Stored data:
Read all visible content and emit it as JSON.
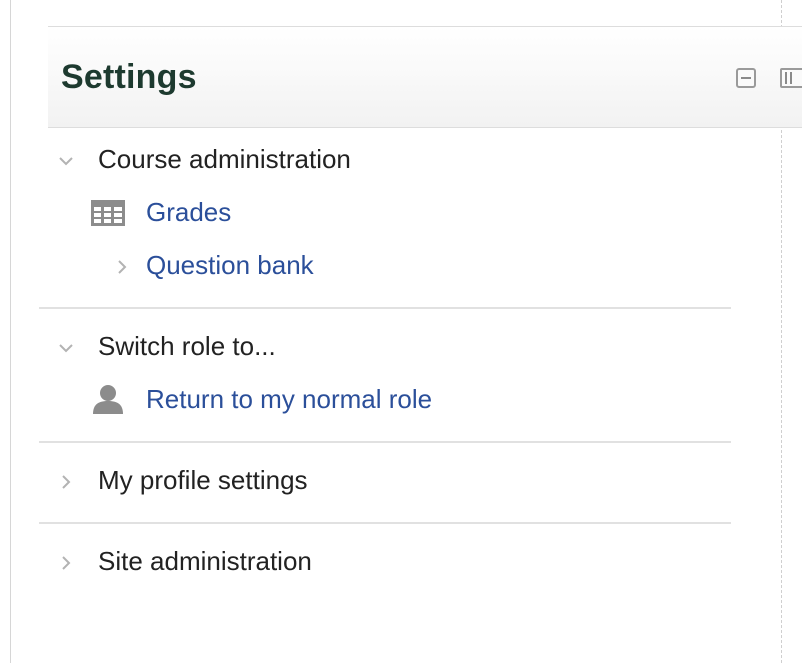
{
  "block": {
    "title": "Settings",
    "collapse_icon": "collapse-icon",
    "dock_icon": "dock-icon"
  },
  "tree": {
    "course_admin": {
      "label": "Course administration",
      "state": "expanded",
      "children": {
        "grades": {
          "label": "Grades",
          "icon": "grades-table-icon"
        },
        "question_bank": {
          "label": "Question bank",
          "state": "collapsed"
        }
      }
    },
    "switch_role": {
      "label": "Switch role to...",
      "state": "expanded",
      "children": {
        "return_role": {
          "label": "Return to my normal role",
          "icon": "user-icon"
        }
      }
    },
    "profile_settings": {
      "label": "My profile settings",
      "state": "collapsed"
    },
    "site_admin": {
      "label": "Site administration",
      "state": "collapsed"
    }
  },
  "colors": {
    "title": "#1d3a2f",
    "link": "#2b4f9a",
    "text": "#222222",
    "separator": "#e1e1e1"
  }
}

Instructions for the task: Where a line contains "administration", copy that line.

Output of the exercise:
      "label": "Course administration",
      "label": "Site administration",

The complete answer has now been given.